▶ EXERCISE OBJECTIVE
Only the pictures are to be left out; set down the rest of the records exactly.

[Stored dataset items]
___

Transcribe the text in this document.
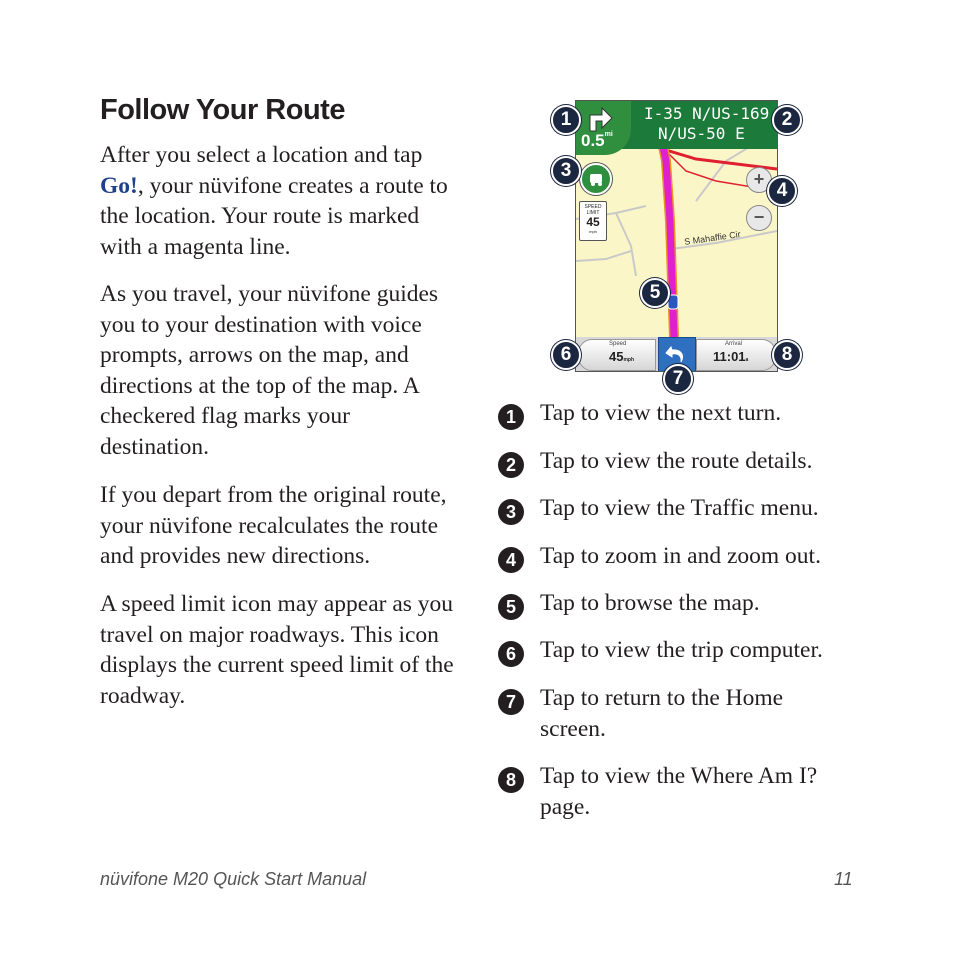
Follow Your Route

After you select a location and tap Go!, your nüvifone creates a route to the location. Your route is marked with a magenta line.

As you travel, your nüvifone guides you to your destination with voice prompts, arrows on the map, and directions at the top of the map. A checkered flag marks your destination.

If you depart from the original route, your nüvifone recalculates the route and provides new directions.

A speed limit icon may appear as you travel on major roadways. This icon displays the current speed limit of the roadway.

$0.5^{mi}$
I-35 N/US-169
N/US-50 E
SPEED LIMIT
45
mph
+
−
S Mahaffie Cir
Speed
45mph
Arrival
11:01a
1	2
3
4
5
6
7
8
1	Tap to view the next turn.
2	Tap to view the route details.
3	Tap to view the Traffic menu.
4	Tap to zoom in and zoom out.
5	Tap to browse the map.
6	Tap to view the trip computer.
7	Tap to return to the Home screen.
8	Tap to view the Where Am I? page.
nüvifone M20 Quick Start Manual	11
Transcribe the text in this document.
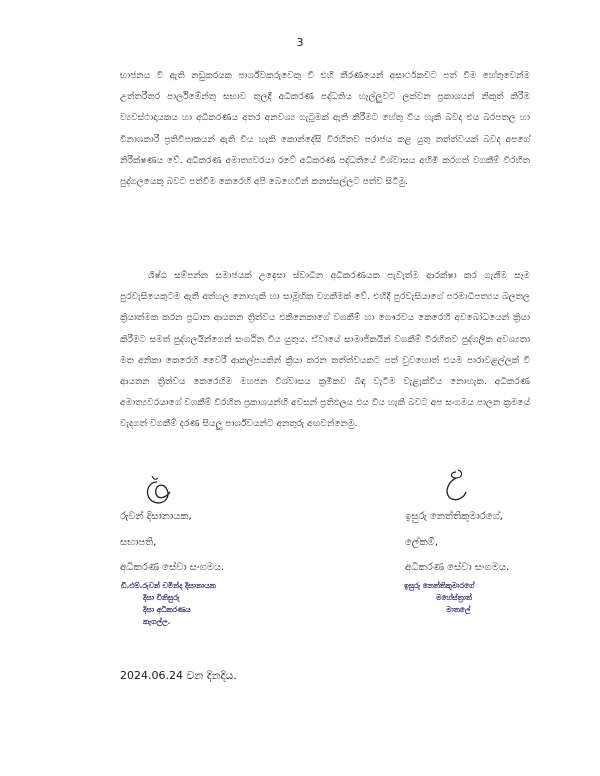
3
භාජනය වී ඇති නඩුකරයක පාර්ශ්වකරුවෙකු වී එහි තීරණයෙන් අසාර්ථකවට පත් වීම හේතුවෙන්ම උත්තරීතර පාර්ලිමේන්තු සභාව තුලදී අධිකරණ පද්ධතිය හෑල්ලුවට ලක්වන ප්‍රකාශයන් නිකුත් කිරීම ව්‍යවස්ථාදායකය හා අධිකරණය අතර අනවශ්‍ය ගැටුමක් ඇති කිරීමට හේතු විය හැකි බවද එය බරපතල හා විනාශකාරී ප්‍රතිවිපාකයන් ඇති විය හැකි කොන්දේසි විරහිතව පරාජය කළ යුතු තත්ත්වයක් බවද අපගේ නිරීක්ෂණය වේ. අධිකරණ අමාත්‍යවරයා රටේ අධිකරණ පද්ධතියේ විශ්වාසය අහිමි කරගත් වගකීම් විරහිත පුද්ගලයෙකු බවට පත්වීම කෙරෙහි අපි බෙහෙවින් කනස්සල්ලට පත්ව සිටිමු.
ශිෂ්ඨ සම්පන්න සමාජයක් උදෙසා ස්වාධීන අධිකරණයක පැවැත්ම ආරක්ෂා කර ගැනීම සෑම පුරවැසියෙකුටම ඇති අත්හල නොහැකි හා සාමූහික වගකීමක් වේ. එහිදී පුරවැසියාගේ පරමාධිපත්‍යය බලතල ක්‍රියාත්මක කරන ප්‍රධාන ආයතන ත්‍රිත්වය එකිනෙකාගේ වගකීම් හා ගෞරවය කෙරෙහි අවබෝධයෙන් ක්‍රියා කිරීමට සමත් පුද්ගලයින්ගෙන් සංගඨිත විය යුතුය. ඒවායේ සාමාජිකයින් වගකීම් විරහිතව පුද්ගලික අවශ්‍යතා මත අනිකා කෙරෙහි වෛරී ආකල්පයකින් ක්‍රියා කරන තත්ත්වයකට පත් වුවහොත් එයම පාරාවළල්ලක් වී ආයතන ත්‍රිත්වය කෙරෙහිම මහජන විශ්වාසය ක්‍රමිකව බිඳ වැටීම වැළැක්විය නොහැක. අධිකරණ අමාත්‍යවරයාගේ වගකීම් විරහිත ප්‍රකාශයන්හි අවසන් ප්‍රතිඵලය එය විය හැකි බවට අප සංගමය පාලන ක්‍රමයේ වැදගත් වගකීම් දරණ සියලු පාර්ශ්වයන්ට අනතුරු අඟවන්නෙමු.
රුවන් දිසානායක,
සභාපති,
අධිකරණ සේවා සංගමය.
ඩී.එම්.රුවන් චමින්ද දිසානායක
දිසා විනිසුරු
දිසා අධිකරණය
කෑගල්ල.
ඉසුරු නෙත්තිකුමාරගේ,
ලේකම්,
අධිකරණ සේවා සංගමය.
ඉසුරු නෙත්තිකුමාරගේ
මහේස්ත්‍රාත්
මාතලේ
2024.06.24 වන දිනදිය.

___

▶ TASK SOLUTION
Transcribe the text in this document.
Follow Your Route

After you select a location and tap Go!, your nüvifone creates a route to the location. Your route is marked with a magenta line.

As you travel, your nüvifone guides you to your destination with voice prompts, arrows on the map, and directions at the top of the map. A checkered flag marks your destination.

If you depart from the original route, your nüvifone recalculates the route and provides new directions.

A speed limit icon may appear as you travel on major roadways. This icon displays the current speed limit of the roadway.

$0.5^{mi}$
I-35 N/US-169
N/US-50 E
SPEED LIMIT
45
mph
+
−
S Mahaffie Cir
Speed
45mph
Arrival
11:01a
1	2
3
4
5
6
7
8
1	Tap to view the next turn.
2	Tap to view the route details.
3	Tap to view the Traffic menu.
4	Tap to zoom in and zoom out.
5	Tap to browse the map.
6	Tap to view the trip computer.
7	Tap to return to the Home screen.
8	Tap to view the Where Am I? page.
nüvifone M20 Quick Start Manual	11
Transcribe the text in this document.
3
භාජනය වී ඇති නඩුකරයක පාර්ශ්වකරුවෙකු වී එහි තීරණයෙන් අසාර්ථකවට පත් වීම හේතුවෙන්ම උත්තරීතර පාර්ලිමේන්තු සභාව තුලදී අධිකරණ පද්ධතිය හෑල්ලුවට ලක්වන ප්‍රකාශයන් නිකුත් කිරීම ව්‍යවස්ථාදායකය හා අධිකරණය අතර අනවශ්‍ය ගැටුමක් ඇති කිරීමට හේතු විය හැකි බවද එය බරපතල හා විනාශකාරී ප්‍රතිවිපාකයන් ඇති විය හැකි කොන්දේසි විරහිතව පරාජය කළ යුතු තත්ත්වයක් බවද අපගේ නිරීක්ෂණය වේ. අධිකරණ අමාත්‍යවරයා රටේ අධිකරණ පද්ධතියේ විශ්වාසය අහිමි කරගත් වගකීම් විරහිත පුද්ගලයෙකු බවට පත්වීම කෙරෙහි අපි බෙහෙවින් කනස්සල්ලට පත්ව සිටිමු.
ශිෂ්ඨ සම්පන්න සමාජයක් උදෙසා ස්වාධීන අධිකරණයක පැවැත්ම ආරක්ෂා කර ගැනීම සෑම පුරවැසියෙකුටම ඇති අත්හල නොහැකි හා සාමූහික වගකීමක් වේ. එහිදී පුරවැසියාගේ පරමාධිපත්‍යය බලතල ක්‍රියාත්මක කරන ප්‍රධාන ආයතන ත්‍රිත්වය එකිනෙකාගේ වගකීම් හා ගෞරවය කෙරෙහි අවබෝධයෙන් ක්‍රියා කිරීමට සමත් පුද්ගලයින්ගෙන් සංගඨිත විය යුතුය. ඒවායේ සාමාජිකයින් වගකීම් විරහිතව පුද්ගලික අවශ්‍යතා මත අනිකා කෙරෙහි වෛරී ආකල්පයකින් ක්‍රියා කරන තත්ත්වයකට පත් වුවහොත් එයම පාරාවළල්ලක් වී ආයතන ත්‍රිත්වය කෙරෙහිම මහජන විශ්වාසය ක්‍රමිකව බිඳ වැටීම වැළැක්විය නොහැක. අධිකරණ අමාත්‍යවරයාගේ වගකීම් විරහිත ප්‍රකාශයන්හි අවසන් ප්‍රතිඵලය එය විය හැකි බවට අප සංගමය පාලන ක්‍රමයේ වැදගත් වගකීම් දරණ සියලු පාර්ශ්වයන්ට අනතුරු අඟවන්නෙමු.
රුවන් දිසානායක,
සභාපති,
අධිකරණ සේවා සංගමය.
ඩී.එම්.රුවන් චමින්ද දිසානායක
දිසා විනිසුරු
දිසා අධිකරණය
කෑගල්ල.
ඉසුරු නෙත්තිකුමාරගේ,
ලේකම්,
අධිකරණ සේවා සංගමය.
ඉසුරු නෙත්තිකුමාරගේ
මහේස්ත්‍රාත්
මාතලේ
2024.06.24 වන දිනදිය.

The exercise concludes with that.